**DIRECTIVE A**
What does a Google search for the term mostly turn up, according to the shoulder season essay?
**DIRECTIVE B**
Carry on with the shoulder season essay from its last sentence.

**SOURCE PASSAGE**
········

Shoulder season

Life is a journey to be experienced, not a problem to be solved.

Winnie the Pooh

I previously extolled the virtues of winter photography, but photography is no “one trick pony” - there are incredible images to be captured at every time of the year. That includes, most emphatically, what the travel industry names as those in between times, generally described as the off peak periods between the high and low seasons. In short, the shoulder seasons. If you should Google the term, not surprisingly, what you find is entry after entry dissecting in excrutiating detail every strategy, dodge, trick, evasion and advisory on how to continue to enjoy the best of high season travel, but without the crowds and, most importantly, at discounted prices. Always rushing to check the next box on the bucket list. Looking for inspiration about the uniqueness and beauty to be found in such slower periods? In my experience, sadly, expect to hear crickets and not much else.

········

Element-and-box listings:

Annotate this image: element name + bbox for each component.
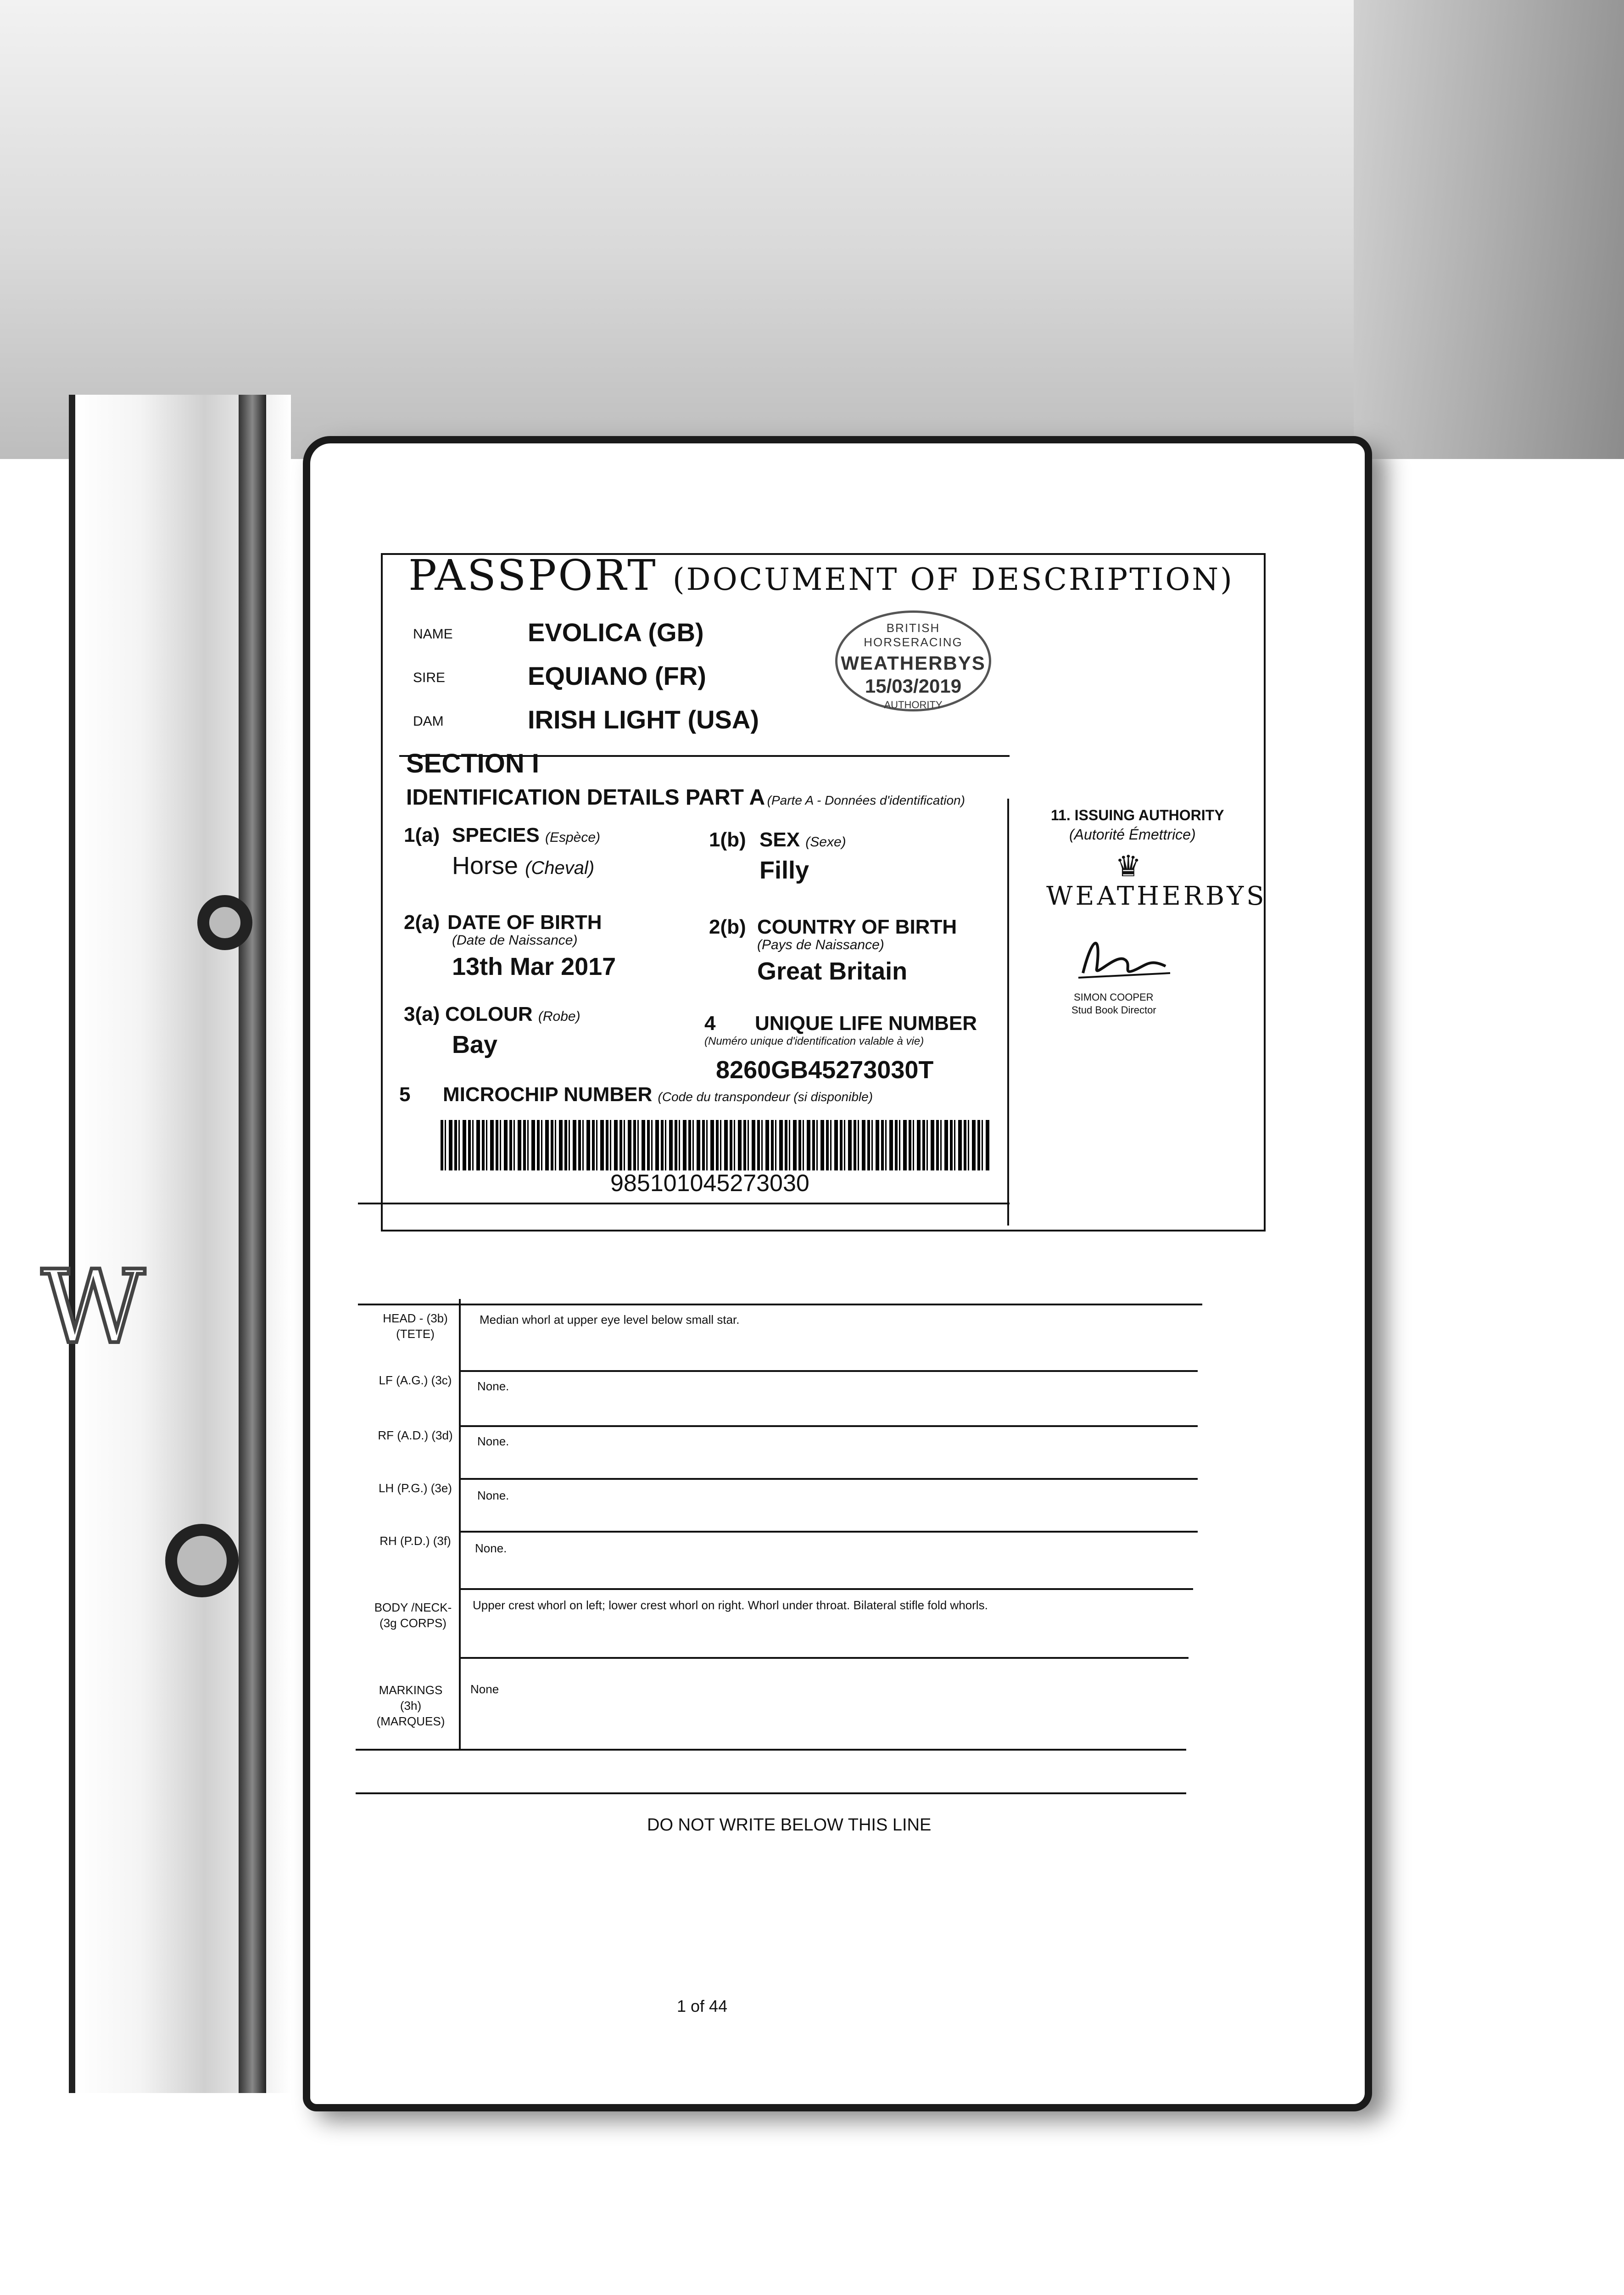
species-value-sub: (Cheval)	[525, 858, 595, 878]
chip-value: 985101045273030	[610, 1170, 809, 1197]
microchip-barcode	[441, 1120, 991, 1170]
marking-text-rh: None.	[475, 1541, 507, 1555]
sex-label-text: SEX	[759, 828, 800, 851]
country-value: Great Britain	[757, 957, 908, 985]
page-number: 1 of 44	[677, 1997, 728, 2015]
marking-label-lh: LH (P.G.) (3e)	[379, 1481, 452, 1495]
sire-name: EQUIANO (FR)	[528, 661, 706, 690]
country-sub: (Pays de Naissance)	[757, 937, 884, 952]
binder-ring	[165, 1524, 239, 1597]
dob-sub: (Date de Naissance)	[452, 933, 578, 948]
dam-label: DAM	[413, 714, 444, 729]
marking-label-markings: MARKINGS (3h) (MARQUES)	[376, 1683, 445, 1728]
stamp-line1: BRITISH HORSERACING	[864, 621, 963, 649]
markings-row-line	[459, 1588, 1193, 1590]
species-label	[452, 824, 600, 847]
marking-label-rf: RF (A.D.) (3d)	[378, 1428, 453, 1442]
passport-title	[408, 551, 1234, 600]
chip-label	[443, 1083, 873, 1106]
signer-name: SIMON COOPER	[1074, 991, 1154, 1003]
markings-row-line	[459, 1370, 1198, 1372]
authority-label: 11. ISSUING AUTHORITY	[1051, 807, 1224, 823]
colour-label-text: COLOUR	[445, 1003, 533, 1025]
markings-bottom-line	[356, 1749, 1186, 1751]
section-title: SECTION I	[406, 749, 540, 778]
marking-text-rf: None.	[477, 1434, 509, 1448]
sex-value: Filly	[759, 856, 809, 884]
passport-title-main: PASSPORT	[408, 551, 658, 600]
do-not-write-line	[356, 1792, 1186, 1794]
species-value-text: Horse	[452, 852, 519, 879]
stamp-line2: WEATHERBYS	[841, 652, 986, 674]
sex-label	[759, 828, 846, 851]
passport-title-sub: (DOCUMENT OF DESCRIPTION)	[672, 562, 1234, 597]
marking-label-rh: RH (P.D.) (3f)	[379, 1534, 451, 1548]
markings-top-line	[358, 1304, 1202, 1305]
authority-divider	[1007, 799, 1009, 1226]
country-num: 2(b)	[709, 916, 746, 938]
name-label: NAME	[413, 627, 453, 642]
binder-ring-upper	[197, 895, 252, 950]
section-part-header	[406, 785, 965, 810]
colour-label-sub: (Robe)	[538, 1009, 580, 1024]
marking-label-head: HEAD - (3b) (TETE)	[383, 1311, 448, 1341]
background-letter: W	[41, 1248, 145, 1366]
ueln-num: 4	[704, 1012, 716, 1035]
markings-divider	[459, 1299, 461, 1749]
stamp-date: 15/03/2019	[865, 675, 962, 697]
markings-row-line	[459, 1531, 1198, 1533]
ueln-label: UNIQUE LIFE NUMBER	[755, 1012, 977, 1035]
divider-section-bottom	[358, 1203, 1010, 1204]
signer-title: Stud Book Director	[1072, 1004, 1156, 1016]
markings-row-line	[459, 1425, 1198, 1427]
chip-label-sub: (Code du transpondeur (si disponible)	[658, 1090, 873, 1104]
marking-text-lh: None.	[477, 1489, 509, 1502]
marking-label-lf: LF (A.G.) (3c)	[379, 1373, 452, 1387]
scan-shadow-right	[1354, 0, 1624, 459]
species-label-sub: (Espèce)	[545, 830, 601, 845]
markings-row-line	[459, 1657, 1189, 1659]
marking-text-markings: None	[470, 1682, 499, 1696]
dob-num: 2(a)	[404, 911, 440, 934]
species-num: 1(a)	[404, 824, 440, 846]
authority-stamp	[835, 610, 991, 711]
stamp-line4: AUTHORITY	[884, 699, 943, 711]
authority-name: WEATHERBYS	[1046, 881, 1267, 911]
horse-name: EVOLICA (GB)	[528, 618, 704, 647]
dob-label: DATE OF BIRTH	[447, 911, 602, 934]
marking-label-body: BODY /NECK- (3g CORPS)	[374, 1601, 452, 1630]
sex-num: 1(b)	[709, 828, 746, 851]
signature-icon	[1074, 927, 1175, 987]
do-not-write-notice: DO NOT WRITE BELOW THIS LINE	[647, 1815, 932, 1835]
binder-clip	[239, 395, 266, 2093]
dam-name: IRISH LIGHT (USA)	[528, 705, 759, 734]
chip-num: 5	[399, 1083, 411, 1106]
colour-value: Bay	[452, 1031, 498, 1058]
authority-sub: (Autorité Émettrice)	[1069, 826, 1196, 843]
ueln-value: 8260GB45273030T	[716, 1056, 934, 1084]
chip-label-text: MICROCHIP NUMBER	[443, 1083, 653, 1106]
section-part-label: IDENTIFICATION DETAILS PART A	[406, 785, 765, 810]
country-label: COUNTRY OF BIRTH	[757, 916, 957, 938]
marking-text-lf: None.	[477, 1379, 509, 1393]
colour-label	[445, 1003, 580, 1026]
dob-value: 13th Mar 2017	[452, 953, 616, 980]
species-label-text: SPECIES	[452, 824, 540, 846]
colour-num: 3(a)	[404, 1003, 440, 1025]
markings-row-line	[459, 1478, 1198, 1480]
ueln-sub: (Numéro unique d'identification valable à vie)	[704, 1035, 924, 1047]
crown-icon: ♛	[1115, 850, 1142, 883]
sire-label: SIRE	[413, 670, 446, 685]
marking-text-body: Upper crest whorl on left; lower crest whorl on right. Whorl under throat. Bilateral stifle fold whorls.	[473, 1598, 988, 1612]
sex-label-sub: (Sexe)	[805, 834, 846, 850]
section-part-sub: (Parte A - Données d'identification)	[767, 793, 965, 807]
species-value	[452, 851, 594, 880]
marking-text-head: Median whorl at upper eye level below small star.	[480, 1313, 740, 1327]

········

**TASK OUTPUT A**
Entry after entry on how to enjoy the best of high season travel without the crowds and at discounted prices.

**TASK OUTPUT B**
What I find looking through my camera lens in the shoulder seasons seems often to be a mash up of the best of both high and low seasons. Vibrant colors emerging in first new growth juxpaposed, if you are lucky enough in your composition, with muted reminders of the prior spent season’s die off. Not sputtering, lingering, last gasps of summer, or tentative, teasing, not quite ready to launch spring bloom, but a special time to be enjoyed and contemplated in its own right. A time to stand with one foot planted in the past and the other leaning into the future. While a scene of an eye popping field of blue or yellow spring flowers, or a panorama of every possible shade of red deciduous leaves turning in autumn can be mesmerizing, these compositions often leave me feeling wanting. They can leave me feeling not grounded and almost voyeuristic, living just in the moment and not appreciative of the wider picture woven by seasons rolling by in succession. In New England, for example, the hoards that swarm every fall to chase the turning tree colors are often called appropriately, but not affectionately, leaf peepers. Taking the long view and observing the natural world on an extended and regular basis does not have a catchy turn of phrase to describe it. Winnie the Pooh maybe came close to capturing the essence of practicing being deliberate and (to use a current, overworked concept) mindful.

It may seem like a buzzkill to some, but in my mind the tortoise beats the hare every time.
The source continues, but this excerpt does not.